### Exercise brief:
Omit all images. Transcribe the rest of the material below exactly.

• • • • •

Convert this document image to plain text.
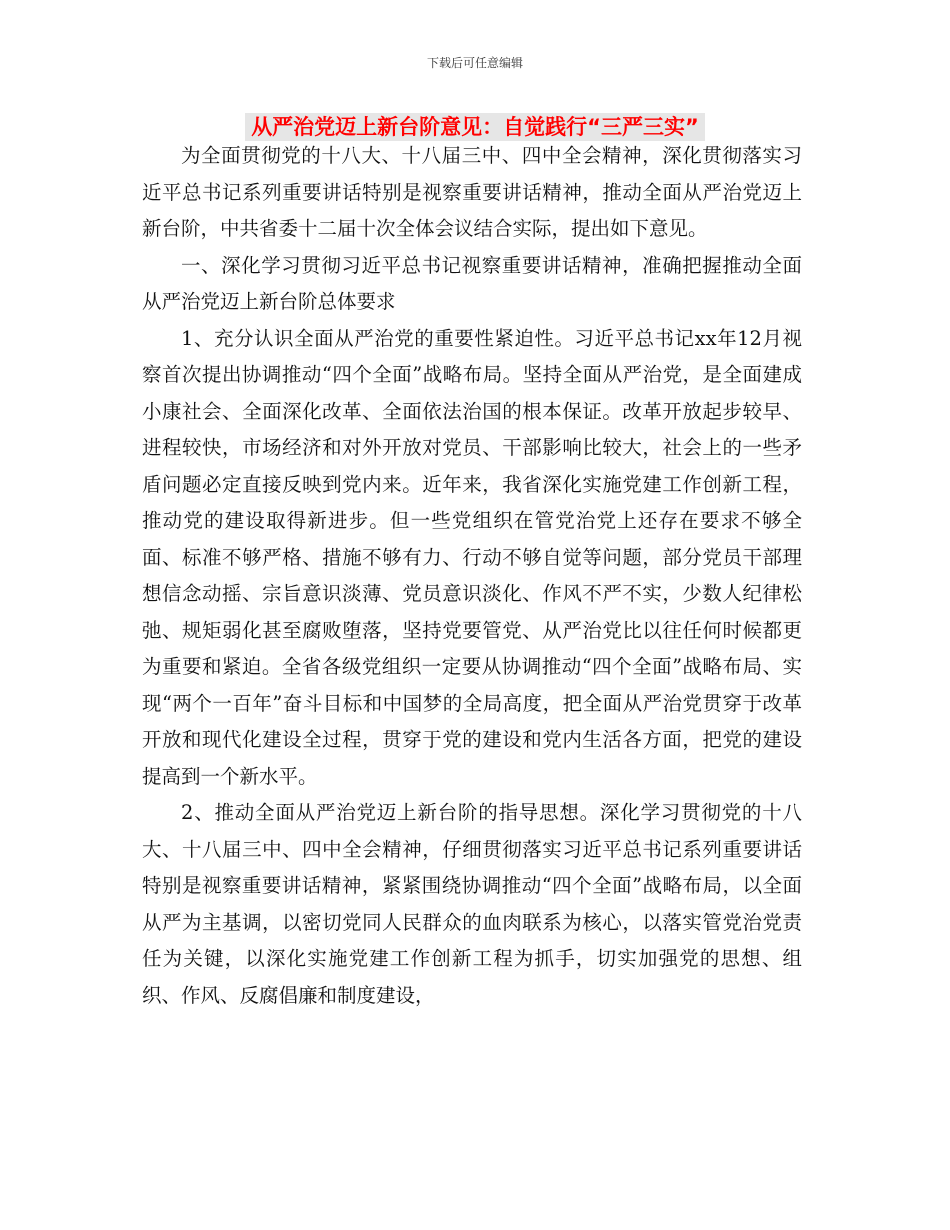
下载后可任意编辑
从严治党迈上新台阶意见：自觉践行“三严三实”

为全面贯彻党的十八大、十八届三中、四中全会精神，深化贯彻落实习近平总书记系列重要讲话特别是视察重要讲话精神，推动全面从严治党迈上新台阶，中共省委十二届十次全体会议结合实际，提出如下意见。

一、深化学习贯彻习近平总书记视察重要讲话精神，准确把握推动全面从严治党迈上新台阶总体要求

1、充分认识全面从严治党的重要性紧迫性。习近平总书记xx年12月视察首次提出协调推动“四个全面”战略布局。坚持全面从严治党，是全面建成小康社会、全面深化改革、全面依法治国的根本保证。改革开放起步较早、进程较快，市场经济和对外开放对党员、干部影响比较大，社会上的一些矛盾问题必定直接反映到党内来。近年来，我省深化实施党建工作创新工程，推动党的建设取得新进步。但一些党组织在管党治党上还存在要求不够全面、标准不够严格、措施不够有力、行动不够自觉等问题，部分党员干部理想信念动摇、宗旨意识淡薄、党员意识淡化、作风不严不实，少数人纪律松弛、规矩弱化甚至腐败堕落，坚持党要管党、从严治党比以往任何时候都更为重要和紧迫。全省各级党组织一定要从协调推动“四个全面”战略布局、实现“两个一百年”奋斗目标和中国梦的全局高度，把全面从严治党贯穿于改革开放和现代化建设全过程，贯穿于党的建设和党内生活各方面，把党的建设提高到一个新水平。

2、推动全面从严治党迈上新台阶的指导思想。深化学习贯彻党的十八大、十八届三中、四中全会精神，仔细贯彻落实习近平总书记系列重要讲话特别是视察重要讲话精神，紧紧围绕协调推动“四个全面”战略布局，以全面从严为主基调，以密切党同人民群众的血肉联系为核心，以落实管党治党责任为关键，以深化实施党建工作创新工程为抓手，切实加强党的思想、组织、作风、反腐倡廉和制度建设，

• • • • •

### Final result:
Convert this document image to plain text.
下载后可任意编辑
从严治党迈上新台阶意见：自觉践行“三严三实”

为全面贯彻党的十八大、十八届三中、四中全会精神，深化贯彻落实习近平总书记系列重要讲话特别是视察重要讲话精神，推动全面从严治党迈上新台阶，中共省委十二届十次全体会议结合实际，提出如下意见。

一、深化学习贯彻习近平总书记视察重要讲话精神，准确把握推动全面从严治党迈上新台阶总体要求

1、充分认识全面从严治党的重要性紧迫性。习近平总书记xx年12月视察首次提出协调推动“四个全面”战略布局。坚持全面从严治党，是全面建成小康社会、全面深化改革、全面依法治国的根本保证。改革开放起步较早、进程较快，市场经济和对外开放对党员、干部影响比较大，社会上的一些矛盾问题必定直接反映到党内来。近年来，我省深化实施党建工作创新工程，推动党的建设取得新进步。但一些党组织在管党治党上还存在要求不够全面、标准不够严格、措施不够有力、行动不够自觉等问题，部分党员干部理想信念动摇、宗旨意识淡薄、党员意识淡化、作风不严不实，少数人纪律松弛、规矩弱化甚至腐败堕落，坚持党要管党、从严治党比以往任何时候都更为重要和紧迫。全省各级党组织一定要从协调推动“四个全面”战略布局、实现“两个一百年”奋斗目标和中国梦的全局高度，把全面从严治党贯穿于改革开放和现代化建设全过程，贯穿于党的建设和党内生活各方面，把党的建设提高到一个新水平。

2、推动全面从严治党迈上新台阶的指导思想。深化学习贯彻党的十八大、十八届三中、四中全会精神，仔细贯彻落实习近平总书记系列重要讲话特别是视察重要讲话精神，紧紧围绕协调推动“四个全面”战略布局，以全面从严为主基调，以密切党同人民群众的血肉联系为核心，以落实管党治党责任为关键，以深化实施党建工作创新工程为抓手，切实加强党的思想、组织、作风、反腐倡廉和制度建设，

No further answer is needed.